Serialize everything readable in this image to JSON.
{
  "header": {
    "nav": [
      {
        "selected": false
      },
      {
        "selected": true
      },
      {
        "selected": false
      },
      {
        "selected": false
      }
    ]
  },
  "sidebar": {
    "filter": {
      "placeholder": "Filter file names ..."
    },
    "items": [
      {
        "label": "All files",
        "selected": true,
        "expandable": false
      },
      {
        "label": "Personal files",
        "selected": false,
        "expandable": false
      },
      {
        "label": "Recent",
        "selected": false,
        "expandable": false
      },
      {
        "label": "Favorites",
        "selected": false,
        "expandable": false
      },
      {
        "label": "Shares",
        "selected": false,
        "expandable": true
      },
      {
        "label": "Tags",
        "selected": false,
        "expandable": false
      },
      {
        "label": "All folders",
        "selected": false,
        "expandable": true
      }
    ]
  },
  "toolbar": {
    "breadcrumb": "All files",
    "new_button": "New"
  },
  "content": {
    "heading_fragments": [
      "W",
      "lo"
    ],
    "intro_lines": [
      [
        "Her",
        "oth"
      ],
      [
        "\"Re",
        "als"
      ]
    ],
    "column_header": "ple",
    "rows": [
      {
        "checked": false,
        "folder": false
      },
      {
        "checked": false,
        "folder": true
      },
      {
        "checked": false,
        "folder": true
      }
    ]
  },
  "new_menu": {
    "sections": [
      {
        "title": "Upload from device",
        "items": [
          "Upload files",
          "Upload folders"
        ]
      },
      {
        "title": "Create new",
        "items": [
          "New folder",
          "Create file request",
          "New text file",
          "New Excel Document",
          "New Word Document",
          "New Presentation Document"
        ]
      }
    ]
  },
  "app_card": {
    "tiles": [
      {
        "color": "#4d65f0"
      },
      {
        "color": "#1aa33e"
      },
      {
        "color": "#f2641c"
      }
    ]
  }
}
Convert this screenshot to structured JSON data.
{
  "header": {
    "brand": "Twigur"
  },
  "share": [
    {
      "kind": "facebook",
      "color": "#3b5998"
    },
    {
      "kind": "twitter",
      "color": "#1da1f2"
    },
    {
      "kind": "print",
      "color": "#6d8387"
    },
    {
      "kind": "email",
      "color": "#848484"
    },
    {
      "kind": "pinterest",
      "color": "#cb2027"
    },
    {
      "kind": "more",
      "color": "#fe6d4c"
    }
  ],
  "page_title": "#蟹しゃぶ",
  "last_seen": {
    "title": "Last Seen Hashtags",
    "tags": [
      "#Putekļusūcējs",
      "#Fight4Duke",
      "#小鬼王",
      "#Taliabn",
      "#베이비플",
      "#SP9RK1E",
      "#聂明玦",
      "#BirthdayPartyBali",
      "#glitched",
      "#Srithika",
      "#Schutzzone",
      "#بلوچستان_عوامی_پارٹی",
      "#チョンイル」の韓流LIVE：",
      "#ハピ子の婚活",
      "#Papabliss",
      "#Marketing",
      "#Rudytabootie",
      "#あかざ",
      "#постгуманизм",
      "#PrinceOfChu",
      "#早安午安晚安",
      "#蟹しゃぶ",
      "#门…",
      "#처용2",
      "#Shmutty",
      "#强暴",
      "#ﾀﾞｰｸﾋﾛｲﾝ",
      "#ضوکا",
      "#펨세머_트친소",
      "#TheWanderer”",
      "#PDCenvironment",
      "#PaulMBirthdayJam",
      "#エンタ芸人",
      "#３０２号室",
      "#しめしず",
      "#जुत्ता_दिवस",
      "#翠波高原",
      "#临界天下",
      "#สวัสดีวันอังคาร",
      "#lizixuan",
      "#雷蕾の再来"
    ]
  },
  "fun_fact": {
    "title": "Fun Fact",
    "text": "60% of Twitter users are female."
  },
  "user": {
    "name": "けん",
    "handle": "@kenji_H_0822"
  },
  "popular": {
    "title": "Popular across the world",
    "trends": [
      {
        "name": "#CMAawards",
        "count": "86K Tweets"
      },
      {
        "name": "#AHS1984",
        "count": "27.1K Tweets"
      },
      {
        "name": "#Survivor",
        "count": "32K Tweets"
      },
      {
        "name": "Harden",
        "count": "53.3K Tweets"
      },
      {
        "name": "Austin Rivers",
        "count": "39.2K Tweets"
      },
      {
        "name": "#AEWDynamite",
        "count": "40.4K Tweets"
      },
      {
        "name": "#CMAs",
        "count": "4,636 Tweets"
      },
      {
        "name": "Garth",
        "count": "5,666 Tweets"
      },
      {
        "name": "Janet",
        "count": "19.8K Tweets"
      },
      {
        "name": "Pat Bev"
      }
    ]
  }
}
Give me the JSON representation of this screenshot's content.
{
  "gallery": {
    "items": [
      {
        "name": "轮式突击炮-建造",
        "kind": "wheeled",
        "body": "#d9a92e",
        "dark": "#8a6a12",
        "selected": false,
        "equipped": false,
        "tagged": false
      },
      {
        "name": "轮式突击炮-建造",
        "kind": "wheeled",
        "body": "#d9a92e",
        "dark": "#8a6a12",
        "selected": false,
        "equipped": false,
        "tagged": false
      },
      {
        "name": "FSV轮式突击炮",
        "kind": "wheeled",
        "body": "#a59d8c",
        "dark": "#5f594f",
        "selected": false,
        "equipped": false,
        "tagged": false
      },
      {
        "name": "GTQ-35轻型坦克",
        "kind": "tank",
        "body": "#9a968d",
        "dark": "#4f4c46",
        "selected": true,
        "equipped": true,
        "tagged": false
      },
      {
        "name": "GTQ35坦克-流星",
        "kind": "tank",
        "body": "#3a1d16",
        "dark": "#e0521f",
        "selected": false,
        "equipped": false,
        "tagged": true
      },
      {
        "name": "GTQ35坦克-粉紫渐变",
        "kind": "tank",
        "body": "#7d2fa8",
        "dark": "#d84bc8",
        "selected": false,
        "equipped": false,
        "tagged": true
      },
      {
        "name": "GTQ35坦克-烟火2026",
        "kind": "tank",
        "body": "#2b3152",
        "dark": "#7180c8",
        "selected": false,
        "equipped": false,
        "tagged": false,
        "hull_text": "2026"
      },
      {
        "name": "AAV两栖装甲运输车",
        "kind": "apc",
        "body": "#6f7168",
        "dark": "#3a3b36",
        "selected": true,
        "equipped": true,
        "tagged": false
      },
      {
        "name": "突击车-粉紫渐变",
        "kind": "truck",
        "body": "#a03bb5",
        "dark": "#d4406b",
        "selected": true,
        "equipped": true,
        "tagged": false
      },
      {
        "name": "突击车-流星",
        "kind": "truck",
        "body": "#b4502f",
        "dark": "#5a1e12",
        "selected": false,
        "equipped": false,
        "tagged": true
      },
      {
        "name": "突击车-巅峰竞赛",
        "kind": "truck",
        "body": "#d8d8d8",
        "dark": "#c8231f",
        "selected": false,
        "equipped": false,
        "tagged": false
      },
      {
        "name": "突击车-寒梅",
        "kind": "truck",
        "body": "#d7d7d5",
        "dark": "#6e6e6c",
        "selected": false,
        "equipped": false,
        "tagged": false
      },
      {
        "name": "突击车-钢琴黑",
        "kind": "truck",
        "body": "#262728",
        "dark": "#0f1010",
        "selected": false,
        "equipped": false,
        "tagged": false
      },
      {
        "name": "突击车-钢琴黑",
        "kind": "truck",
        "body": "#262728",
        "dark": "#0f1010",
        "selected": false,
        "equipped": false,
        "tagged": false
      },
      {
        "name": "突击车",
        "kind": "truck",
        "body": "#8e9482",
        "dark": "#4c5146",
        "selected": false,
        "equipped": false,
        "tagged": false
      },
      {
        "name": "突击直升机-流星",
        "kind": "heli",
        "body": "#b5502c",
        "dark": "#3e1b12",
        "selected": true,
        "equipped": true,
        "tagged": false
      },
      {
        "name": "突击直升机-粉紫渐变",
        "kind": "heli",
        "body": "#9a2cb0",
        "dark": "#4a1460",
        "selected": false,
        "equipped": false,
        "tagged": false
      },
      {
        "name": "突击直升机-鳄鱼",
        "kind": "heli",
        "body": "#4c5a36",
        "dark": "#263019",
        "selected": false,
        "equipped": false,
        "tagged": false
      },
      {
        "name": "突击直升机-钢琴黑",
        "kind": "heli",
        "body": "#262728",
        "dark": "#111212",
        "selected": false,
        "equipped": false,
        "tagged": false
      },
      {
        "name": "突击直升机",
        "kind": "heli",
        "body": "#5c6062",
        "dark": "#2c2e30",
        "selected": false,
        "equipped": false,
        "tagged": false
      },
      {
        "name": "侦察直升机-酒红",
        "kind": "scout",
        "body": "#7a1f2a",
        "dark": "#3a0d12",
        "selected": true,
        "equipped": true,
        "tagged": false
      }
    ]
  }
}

* GIVEN EXERCISE *
Search the listing for the word "粉紫渐变" and return each line that holds it.

* ANSWER FOR THIS EXERCISE *
        "name": "GTQ35坦克-粉紫渐变",
        "name": "突击车-粉紫渐变",
        "name": "突击直升机-粉紫渐变",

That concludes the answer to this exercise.